Directions for this task
Read through the entries below and return each line with the word "text".

[Data records]

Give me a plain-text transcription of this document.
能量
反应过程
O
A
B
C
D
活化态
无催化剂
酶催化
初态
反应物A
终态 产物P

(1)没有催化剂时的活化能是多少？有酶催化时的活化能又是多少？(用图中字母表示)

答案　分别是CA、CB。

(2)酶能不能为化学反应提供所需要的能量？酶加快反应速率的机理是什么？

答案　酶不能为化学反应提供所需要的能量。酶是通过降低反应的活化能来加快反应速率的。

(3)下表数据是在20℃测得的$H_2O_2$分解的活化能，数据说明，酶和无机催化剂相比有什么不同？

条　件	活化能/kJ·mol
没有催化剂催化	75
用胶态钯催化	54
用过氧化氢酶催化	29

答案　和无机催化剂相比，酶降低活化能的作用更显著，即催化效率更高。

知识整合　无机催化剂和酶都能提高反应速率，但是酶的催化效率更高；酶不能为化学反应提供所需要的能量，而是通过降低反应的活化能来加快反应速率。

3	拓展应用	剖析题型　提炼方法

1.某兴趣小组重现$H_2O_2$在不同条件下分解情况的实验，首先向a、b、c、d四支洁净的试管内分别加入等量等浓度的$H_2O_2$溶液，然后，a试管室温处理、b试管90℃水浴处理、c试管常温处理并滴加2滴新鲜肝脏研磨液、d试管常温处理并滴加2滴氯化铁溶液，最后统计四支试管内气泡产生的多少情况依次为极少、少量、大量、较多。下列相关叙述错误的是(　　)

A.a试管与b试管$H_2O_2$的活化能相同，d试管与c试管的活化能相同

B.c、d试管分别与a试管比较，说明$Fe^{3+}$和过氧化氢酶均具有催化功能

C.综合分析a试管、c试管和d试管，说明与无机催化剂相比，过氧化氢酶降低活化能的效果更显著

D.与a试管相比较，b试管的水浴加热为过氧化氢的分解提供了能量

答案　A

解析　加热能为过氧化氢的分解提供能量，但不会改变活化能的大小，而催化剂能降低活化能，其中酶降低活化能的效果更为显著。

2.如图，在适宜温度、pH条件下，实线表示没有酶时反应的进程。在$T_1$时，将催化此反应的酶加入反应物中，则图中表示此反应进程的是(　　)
---
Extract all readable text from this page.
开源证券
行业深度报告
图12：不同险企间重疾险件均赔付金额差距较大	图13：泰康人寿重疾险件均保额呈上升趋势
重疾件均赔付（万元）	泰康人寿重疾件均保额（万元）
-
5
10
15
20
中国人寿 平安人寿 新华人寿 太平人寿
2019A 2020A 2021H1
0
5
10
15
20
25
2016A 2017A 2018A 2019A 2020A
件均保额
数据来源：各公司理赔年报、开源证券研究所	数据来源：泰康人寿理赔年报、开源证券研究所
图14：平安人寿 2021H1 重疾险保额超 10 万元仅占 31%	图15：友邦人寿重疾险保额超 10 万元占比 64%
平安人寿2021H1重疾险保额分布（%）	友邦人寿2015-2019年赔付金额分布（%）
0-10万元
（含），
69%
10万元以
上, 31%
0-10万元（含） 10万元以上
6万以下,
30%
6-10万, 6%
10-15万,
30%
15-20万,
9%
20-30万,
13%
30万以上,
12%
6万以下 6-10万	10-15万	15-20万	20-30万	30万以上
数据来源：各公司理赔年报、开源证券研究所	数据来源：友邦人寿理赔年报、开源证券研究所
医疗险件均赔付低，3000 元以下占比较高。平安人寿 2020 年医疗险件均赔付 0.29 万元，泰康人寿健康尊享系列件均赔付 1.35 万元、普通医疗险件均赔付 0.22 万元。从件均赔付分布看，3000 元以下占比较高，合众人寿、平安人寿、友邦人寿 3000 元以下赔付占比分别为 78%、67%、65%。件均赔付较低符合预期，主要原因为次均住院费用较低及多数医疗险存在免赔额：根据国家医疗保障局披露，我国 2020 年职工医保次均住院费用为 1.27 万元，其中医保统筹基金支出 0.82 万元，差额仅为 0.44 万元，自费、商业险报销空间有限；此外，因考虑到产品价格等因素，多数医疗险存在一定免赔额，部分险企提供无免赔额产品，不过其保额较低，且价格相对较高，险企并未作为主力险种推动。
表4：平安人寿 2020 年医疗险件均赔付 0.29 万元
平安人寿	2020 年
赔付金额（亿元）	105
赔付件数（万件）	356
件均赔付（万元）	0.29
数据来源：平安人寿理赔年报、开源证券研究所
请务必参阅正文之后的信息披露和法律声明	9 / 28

Finished task
Give me a plain-text transcription of this document.
Extract all readable text from this page.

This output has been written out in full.